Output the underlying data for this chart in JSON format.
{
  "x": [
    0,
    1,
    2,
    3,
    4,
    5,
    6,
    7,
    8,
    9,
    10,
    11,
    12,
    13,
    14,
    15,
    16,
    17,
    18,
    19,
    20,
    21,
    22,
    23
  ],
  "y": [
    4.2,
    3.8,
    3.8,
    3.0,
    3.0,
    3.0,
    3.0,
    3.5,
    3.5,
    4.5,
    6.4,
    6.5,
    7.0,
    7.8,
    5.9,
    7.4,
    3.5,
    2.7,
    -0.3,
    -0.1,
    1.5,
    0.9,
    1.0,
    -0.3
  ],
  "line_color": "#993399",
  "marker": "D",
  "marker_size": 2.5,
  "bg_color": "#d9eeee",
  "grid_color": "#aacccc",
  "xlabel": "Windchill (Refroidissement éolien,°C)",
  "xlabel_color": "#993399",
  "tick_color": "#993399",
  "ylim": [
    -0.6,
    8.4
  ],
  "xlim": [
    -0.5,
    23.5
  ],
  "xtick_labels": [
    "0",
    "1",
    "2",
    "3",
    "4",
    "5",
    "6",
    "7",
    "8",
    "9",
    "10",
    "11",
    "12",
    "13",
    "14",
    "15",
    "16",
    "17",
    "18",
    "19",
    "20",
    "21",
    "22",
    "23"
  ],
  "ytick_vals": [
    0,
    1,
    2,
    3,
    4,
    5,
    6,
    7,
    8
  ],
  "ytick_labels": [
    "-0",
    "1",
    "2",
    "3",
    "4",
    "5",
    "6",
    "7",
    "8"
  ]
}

================

# [Work to be completed]
Transcribe each entry precisely, missing none.

# [Reply to the exercise]
Output the underlying data for this chart in JSON format.
{
  "x": [
    0,
    1,
    2,
    3,
    4,
    5,
    6,
    7,
    8,
    9,
    10,
    11,
    12,
    13,
    14,
    15,
    16,
    17,
    18,
    19,
    20,
    21,
    22,
    23
  ],
  "y": [
    4.2,
    3.8,
    3.8,
    3.0,
    3.0,
    3.0,
    3.0,
    3.5,
    3.5,
    4.5,
    6.4,
    6.5,
    7.0,
    7.8,
    5.9,
    7.4,
    3.5,
    2.7,
    -0.3,
    -0.1,
    1.5,
    0.9,
    1.0,
    -0.3
  ],
  "line_color": "#993399",
  "marker": "D",
  "marker_size": 2.5,
  "bg_color": "#d9eeee",
  "grid_color": "#aacccc",
  "xlabel": "Windchill (Refroidissement éolien,°C)",
  "xlabel_color": "#993399",
  "tick_color": "#993399",
  "ylim": [
    -0.6,
    8.4
  ],
  "xlim": [
    -0.5,
    23.5
  ],
  "xtick_labels": [
    "0",
    "1",
    "2",
    "3",
    "4",
    "5",
    "6",
    "7",
    "8",
    "9",
    "10",
    "11",
    "12",
    "13",
    "14",
    "15",
    "16",
    "17",
    "18",
    "19",
    "20",
    "21",
    "22",
    "23"
  ],
  "ytick_vals": [
    0,
    1,
    2,
    3,
    4,
    5,
    6,
    7,
    8
  ],
  "ytick_labels": [
    "-0",
    "1",
    "2",
    "3",
    "4",
    "5",
    "6",
    "7",
    "8"
  ]
}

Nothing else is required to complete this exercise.